■ Stated goal ■
Your task is to locate every line holding the string "СЕРПНЯ" and to copy each of them.

### Supplied material

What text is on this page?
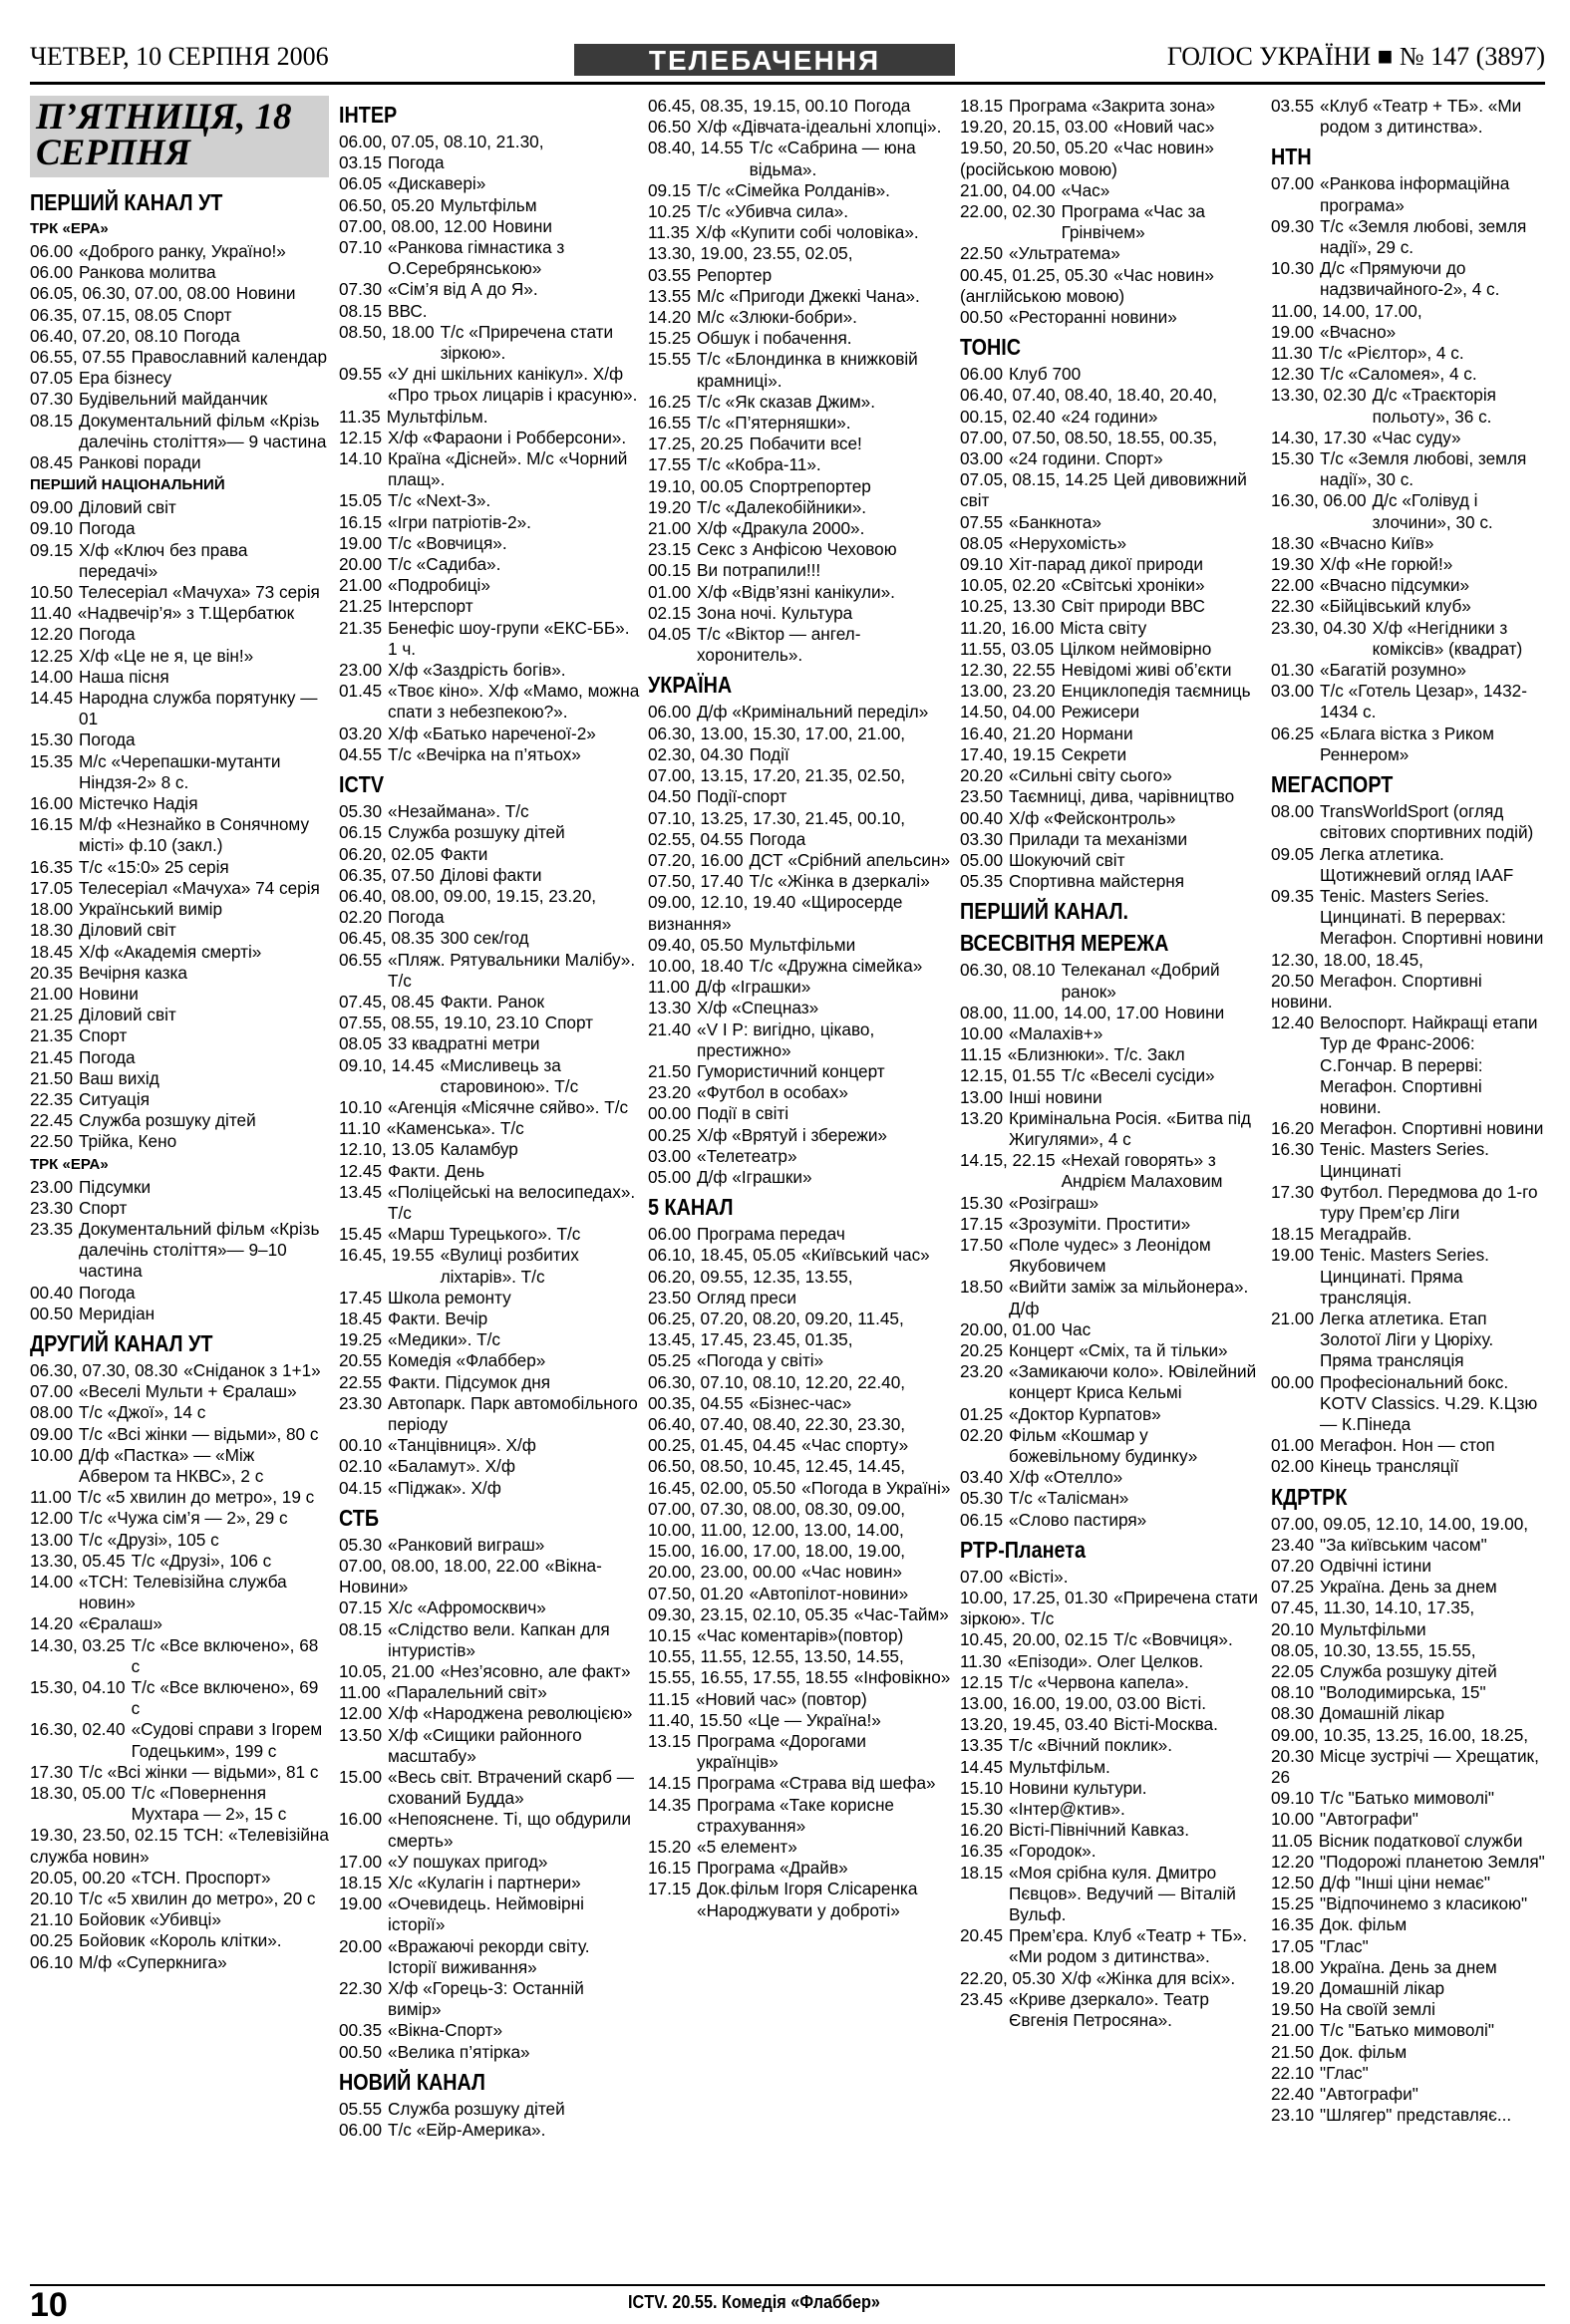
ЧЕТВЕР, 10 СЕРПНЯ 2006	ТЕЛЕБАЧЕННЯ	ГОЛОС УКРАЇНИ ■ № 147 (3897)
П’ЯТНИЦЯ, 18 СЕРПНЯ
ПЕРШИЙ КАНАЛ УТ
ТРК «ЕРА»
06.00 «Доброго ранку, Україно!»
06.00 Ранкова молитва
06.05, 06.30, 07.00, 08.00 Новини
06.35, 07.15, 08.05 Спорт
06.40, 07.20, 08.10 Погода
06.55, 07.55 Православний календар
07.05 Ера бізнесу
07.30 Будівельний майданчик
08.15 Документальний фільм «Крізь далечінь століття»— 9 частина
08.45 Ранкові поради
ПЕРШИЙ НАЦІОНАЛЬНИЙ
09.00 Діловий світ
09.10 Погода
09.15 Х/ф «Ключ без права передачі»
10.50 Телесеріал «Мачуха» 73 серія
11.40 «Надвечір’я» з Т.Щербатюк
12.20 Погода
12.25 Х/ф «Це не я, це він!»
14.00 Наша пісня
14.45 Народна служба порятунку — 01
15.30 Погода
15.35 М/с «Черепашки-мутанти Ніндзя-2» 8 с.
16.00 Містечко Надія
16.15 М/ф «Незнайко в Сонячному місті» ф.10 (закл.)
16.35 Т/с «15:0» 25 серія
17.05 Телесеріал «Мачуха» 74 серія
18.00 Український вимір
18.30 Діловий світ
18.45 Х/ф «Академія смерті»
20.35 Вечірня казка
21.00 Новини
21.25 Діловий світ
21.35 Спорт
21.45 Погода
21.50 Ваш вихід
22.35 Ситуація
22.45 Служба розшуку дітей
22.50 Трійка, Кено
ТРК «ЕРА»
23.00 Підсумки
23.30 Спорт
23.35 Документальний фільм «Крізь далечінь століття»— 9–10 частина
00.40 Погода
00.50 Меридіан
ДРУГИЙ КАНАЛ УТ
06.30, 07.30, 08.30 «Сніданок з 1+1»
07.00 «Веселі Мульти + Єралаш»
08.00 Т/с «Джої», 14 с
09.00 Т/с «Всі жінки — відьми», 80 с
10.00 Д/ф «Пастка» — «Між Абвером та НКВС», 2 с
11.00 Т/с «5 хвилин до метро», 19 с
12.00 Т/с «Чужа сім’я — 2», 29 с
13.00 Т/с «Друзі», 105 с
13.30, 05.45 Т/с «Друзі», 106 с
14.00 «ТСН: Телевізійна служба новин»
14.20 «Єралаш»
14.30, 03.25 Т/с «Все включено», 68 с
15.30, 04.10 Т/с «Все включено», 69 с
16.30, 02.40 «Судові справи з Ігорем Годецьким», 199 с
17.30 Т/с «Всі жінки — відьми», 81 с
18.30, 05.00 Т/с «Повернення Мухтара — 2», 15 с
19.30, 23.50, 02.15 ТСН: «Телевізійна служба новин»
20.05, 00.20 «ТСН. Проспорт»
20.10 Т/с «5 хвилин до метро», 20 с
21.10 Бойовик «Убивці»
00.25 Бойовик «Король клітки».
06.10 М/ф «Суперкнига»
ІНТЕР
06.00, 07.05, 08.10, 21.30, 03.15 Погода
06.05 «Дискавері»
06.50, 05.20 Мультфільм
07.00, 08.00, 12.00 Новини
07.10 «Ранкова гімнастика з О.Серебрянською»
07.30 «Сім’я від А до Я».
08.15 ВВС.
08.50, 18.00 Т/с «Приречена стати зіркою».
09.55 «У дні шкільних канікул». Х/ф «Про трьох лицарів і красуню».
11.35 Мультфільм.
12.15 Х/ф «Фараони і Робберсони».
14.10 Країна «Дісней». М/с «Чорний плащ».
15.05 Т/с «Next-3».
16.15 «Ігри патріотів-2».
19.00 Т/с «Вовчиця».
20.00 Т/с «Садиба».
21.00 «Подробиці»
21.25 Інтерспорт
21.35 Бенефіс шоу-групи «ЕКС-ББ». 1 ч.
23.00 Х/ф «Заздрість богів».
01.45 «Твоє кіно». Х/ф «Мамо, можна спати з небезпекою?».
03.20 Х/ф «Батько нареченої-2»
04.55 Т/с «Вечірка на п’ятьох»
ICTV
05.30 «Незаймана». Т/с
06.15 Служба розшуку дітей
06.20, 02.05 Факти
06.35, 07.50 Ділові факти
06.40, 08.00, 09.00, 19.15, 23.20, 02.20 Погода
06.45, 08.35 300 сек/год
06.55 «Пляж. Рятувальники Малібу». Т/с
07.45, 08.45 Факти. Ранок
07.55, 08.55, 19.10, 23.10 Спорт
08.05 33 квадратні метри
09.10, 14.45 «Мисливець за старовиною». Т/с
10.10 «Агенція «Місячне сяйво». Т/с
11.10 «Каменська». Т/с
12.10, 13.05 Каламбур
12.45 Факти. День
13.45 «Поліцейські на велосипедах». Т/с
15.45 «Марш Турецького». Т/с
16.45, 19.55 «Вулиці розбитих ліхтарів». Т/с
17.45 Школа ремонту
18.45 Факти. Вечір
19.25 «Медики». Т/с
20.55 Комедія «Флаббер»
22.55 Факти. Підсумок дня
23.30 Автопарк. Парк автомобільного періоду
00.10 «Танцівниця». Х/ф
02.10 «Баламут». Х/ф
04.15 «Піджак». Х/ф
СТБ
05.30 «Ранковий виграш»
07.00, 08.00, 18.00, 22.00 «Вікна-Новини»
07.15 Х/с «Афромосквич»
08.15 «Слідство вели. Капкан для інтуристів»
10.05, 21.00 «Нез’ясовно, але факт»
11.00 «Паралельний світ»
12.00 Х/ф «Народжена революцією»
13.50 Х/ф «Сищики районного масштабу»
15.00 «Весь світ. Втрачений скарб — схований Будда»
16.00 «Непояснене. Ті, що обдурили смерть»
17.00 «У пошуках пригод»
18.15 Х/с «Кулагін і партнери»
19.00 «Очевидець. Неймовірні історії»
20.00 «Вражаючі рекорди світу. Історії виживання»
22.30 Х/ф «Горець-3: Останній вимір»
00.35 «Вікна-Спорт»
00.50 «Велика п’ятірка»
НОВИЙ КАНАЛ
05.55 Служба розшуку дітей
06.00 Т/с «Ейр-Америка».
06.45, 08.35, 19.15, 00.10 Погода
06.50 Х/ф «Дівчата-ідеальні хлопці».
08.40, 14.55 Т/с «Сабрина — юна відьма».
09.15 Т/с «Сімейка Ролданів».
10.25 Т/с «Убивча сила».
11.35 Х/ф «Купити собі чоловіка».
13.30, 19.00, 23.55, 02.05, 03.55 Репортер
13.55 М/с «Пригоди Джеккі Чана».
14.20 М/с «Злюки-бобри».
15.25 Обшук і побачення.
15.55 Т/с «Блондинка в книжковій крамниці».
16.25 Т/с «Як сказав Джим».
16.55 Т/с «П’ятерняшки».
17.25, 20.25 Побачити все!
17.55 Т/с «Кобра-11».
19.10, 00.05 Спортрепортер
19.20 Т/с «Далекобійники».
21.00 Х/ф «Дракула 2000».
23.15 Секс з Анфісою Чеховою
00.15 Ви потрапили!!!
01.00 Х/ф «Відв’язні канікули».
02.15 Зона ночі. Культура
04.05 Т/с «Віктор — ангел-хоронитель».
УКРАЇНА
06.00 Д/ф «Кримінальний переділ»
06.30, 13.00, 15.30, 17.00, 21.00, 02.30, 04.30 Події
07.00, 13.15, 17.20, 21.35, 02.50, 04.50 Події-спорт
07.10, 13.25, 17.30, 21.45, 00.10, 02.55, 04.55 Погода
07.20, 16.00 ДСТ «Срібний апельсин»
07.50, 17.40 Т/с «Жінка в дзеркалі»
09.00, 12.10, 19.40 «Щиросерде визнання»
09.40, 05.50 Мультфільми
10.00, 18.40 Т/с «Дружна сімейка»
11.00 Д/ф «Іграшки»
13.30 Х/ф «Спецназ»
21.40 «V I P: вигідно, цікаво, престижно»
21.50 Гумористичний концерт
23.20 «Футбол в особах»
00.00 Події в світі
00.25 Х/ф «Врятуй і збережи»
03.00 «Телетеатр»
05.00 Д/ф «Ігрaшки»
5 КАНАЛ
06.00 Програма передач
06.10, 18.45, 05.05 «Київський час»
06.20, 09.55, 12.35, 13.55, 23.50 Огляд преси
06.25, 07.20, 08.20, 09.20, 11.45, 13.45, 17.45, 23.45, 01.35, 05.25 «Погода у світі»
06.30, 07.10, 08.10, 12.20, 22.40, 00.35, 04.55 «Бізнес-час»
06.40, 07.40, 08.40, 22.30, 23.30, 00.25, 01.45, 04.45 «Час спорту»
06.50, 08.50, 10.45, 12.45, 14.45, 16.45, 02.00, 05.50 «Погода в Україні»
07.00, 07.30, 08.00, 08.30, 09.00, 10.00, 11.00, 12.00, 13.00, 14.00, 15.00, 16.00, 17.00, 18.00, 19.00, 20.00, 23.00, 00.00 «Час новин»
07.50, 01.20 «Автопілот-новини»
09.30, 23.15, 02.10, 05.35 «Час-Тайм»
10.15 «Час коментарів»(повтор)
10.55, 11.55, 12.55, 13.50, 14.55, 15.55, 16.55, 17.55, 18.55 «Інфовікно»
11.15 «Новий час» (повтор)
11.40, 15.50 «Це — Україна!»
13.15 Програма «Дорогами українців»
14.15 Програма «Страва від шефа»
14.35 Програма «Таке корисне страхування»
15.20 «5 елемент»
16.15 Програма «Драйв»
17.15 Док.фільм Ігоря Слісаренка «Народжувати у доброті»
18.15 Програма «Закрита зона»
19.20, 20.15, 03.00 «Новий час»
19.50, 20.50, 05.20 «Час новин» (російською мовою)
21.00, 04.00 «Час»
22.00, 02.30 Програма «Час за Грінвічем»
22.50 «Ультратема»
00.45, 01.25, 05.30 «Час новин» (англійською мовою)
00.50 «Ресторанні новини»
ТОНІС
06.00 Клуб 700
06.40, 07.40, 08.40, 18.40, 20.40, 00.15, 02.40 «24 години»
07.00, 07.50, 08.50, 18.55, 00.35, 03.00 «24 години. Спорт»
07.05, 08.15, 14.25 Цей дивовижний світ
07.55 «Банкнота»
08.05 «Нерухомість»
09.10 Хіт-парад дикої природи
10.05, 02.20 «Світські хроніки»
10.25, 13.30 Світ природи ВВС
11.20, 16.00 Міста світу
11.55, 03.05 Цілком неймовірно
12.30, 22.55 Невідомі живі об’єкти
13.00, 23.20 Енциклопедія таємниць
14.50, 04.00 Режисери
16.40, 21.20 Нормани
17.40, 19.15 Секрети
20.20 «Сильні світу сього»
23.50 Таємниці, дива, чарівництво
00.40 Х/ф «Фейсконтроль»
03.30 Прилади та механізми
05.00 Шокуючий світ
05.35 Спортивна майстерня
ПЕРШИЙ КАНАЛ.
ВСЕСВІТНЯ МЕРЕЖА
06.30, 08.10 Телеканал «Добрий ранок»
08.00, 11.00, 14.00, 17.00 Новини
10.00 «Малахів+»
11.15 «Близнюки». Т/с. Закл
12.15, 01.55 Т/с «Веселі сусіди»
13.00 Інші новини
13.20 Кримінальна Росія. «Битва під Жигулями», 4 с
14.15, 22.15 «Нехай говорять» з Андрієм Малаховим
15.30 «Розіграш»
17.15 «Зрозуміти. Простити»
17.50 «Поле чудес» з Леонідом Якубовичем
18.50 «Вийти заміж за мільйонера». Д/ф
20.00, 01.00 Час
20.25 Концерт «Сміх, та й тільки»
23.20 «Замикаючи коло». Ювілейний концерт Криса Кельмі
01.25 «Доктор Курпатов»
02.20 Фільм «Кошмар у божевільному будинку»
03.40 Х/ф «Отелло»
05.30 Т/с «Талісман»
06.15 «Слово пастиря»
РТР-Планета
07.00 «Вісті».
10.00, 17.25, 01.30 «Приречена стати зіркою». Т/с
10.45, 20.00, 02.15 Т/с «Вовчиця».
11.30 «Епізоди». Олег Целков.
12.15 Т/с «Червона капела».
13.00, 16.00, 19.00, 03.00 Вісті.
13.20, 19.45, 03.40 Вісті-Москва.
13.35 Т/с «Вічний поклик».
14.45 Мультфільм.
15.10 Новини культури.
15.30 «Інтер@ктив».
16.20 Вісті-Північний Кавказ.
16.35 «Городок».
18.15 «Моя срібна куля. Дмитро Пєвцов». Ведучий — Віталій Вульф.
20.45 Прем’єра. Клуб «Театр + ТБ». «Ми родом з дитинства».
22.20, 05.30 Х/ф «Жінка для всіх».
23.45 «Криве дзеркало». Театр Євгенія Петросяна».
03.55 «Клуб «Театр + ТБ». «Ми родом з дитинства».
НТН
07.00 «Ранкова інформаційна програма»
09.30 Т/с «Земля любові, земля надії», 29 с.
10.30 Д/с «Прямуючи до надзвичайного-2», 4 с.
11.00, 14.00, 17.00, 19.00 «Вчасно»
11.30 Т/с «Рієлтор», 4 с.
12.30 Т/с «Саломея», 4 с.
13.30, 02.30 Д/с «Траєкторія польоту», 36 с.
14.30, 17.30 «Час суду»
15.30 Т/с «Земля любові, земля надії», 30 с.
16.30, 06.00 Д/с «Голівуд і злочини», 30 с.
18.30 «Вчасно Київ»
19.30 Х/ф «Не горюй!»
22.00 «Вчасно підсумки»
22.30 «Бійцівський клуб»
23.30, 04.30 Х/ф «Негідники з коміксів» (квадрат)
01.30 «Багатій розумно»
03.00 Т/с «Готель Цезар», 1432-1434 с.
06.25 «Блага вістка з Риком Реннером»
МЕГАСПОРТ
08.00 TransWorldSport (огляд світових спортивних подій)
09.05 Легка атлетика. Щотижневий огляд IAAF
09.35 Теніс. Masters Series. Цинцинаті. В перервах: Мегафон. Спортивні новини
12.30, 18.00, 18.45, 20.50 Мегафон. Спортивні новини.
12.40 Велоспорт. Найкращі етапи Тур де Франс-2006: С.Гончар. В перерві: Мегафон. Спортивні новини.
16.20 Мегафон. Спортивні новини
16.30 Теніс. Masters Series. Цинцинаті
17.30 Футбол. Передмова до 1-го туру Прем’єр Ліги
18.15 Мегадрайв.
19.00 Теніс. Masters Series. Цинцинаті. Пряма трансляція.
21.00 Легка атлетика. Етап Золотої Ліги у Цюріху. Пряма трансляція
00.00 Професіональний бокс. KOTV Classics. Ч.29. К.Цзю — К.Пінеда
01.00 Мегафон. Нон — стоп
02.00 Кінець трансляції
КДРТРК
07.00, 09.05, 12.10, 14.00, 19.00, 23.40 "За київським часом"
07.20 Одвічні істини
07.25 Україна. День за днем
07.45, 11.30, 14.10, 17.35, 20.10 Мультфільми
08.05, 10.30, 13.55, 15.55, 22.05 Служба розшуку дітей
08.10 "Володимирська, 15"
08.30 Домашній лікар
09.00, 10.35, 13.25, 16.00, 18.25, 20.30 Місце зустрічі — Хрещатик, 26
09.10 Т/с "Батько мимоволі"
10.00 "Автографи"
11.05 Вісник податкової служби
12.20 "Подорожі планетою Земля"
12.50 Д/ф "Інші ціни немає"
15.25 "Відпочинемо з класикою"
16.35 Док. фільм
17.05 "Глас"
18.00 Україна. День за днем
19.20 Домашній лікар
19.50 На своїй землі
21.00 Т/с "Батько мимоволі"
21.50 Док. фільм
22.10 "Глас"
22.40 "Автографи"
23.10 "Шлягер" представляє...
10	ICTV. 20.55. Комедія «Флаббер»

######

■ Complete output ■
ЧЕТВЕР, 10 СЕРПНЯ 2006	ТЕЛЕБАЧЕННЯ	ГОЛОС УКРАЇНИ ■ № 147 (3897)
П’ЯТНИЦЯ, 18 СЕРПНЯ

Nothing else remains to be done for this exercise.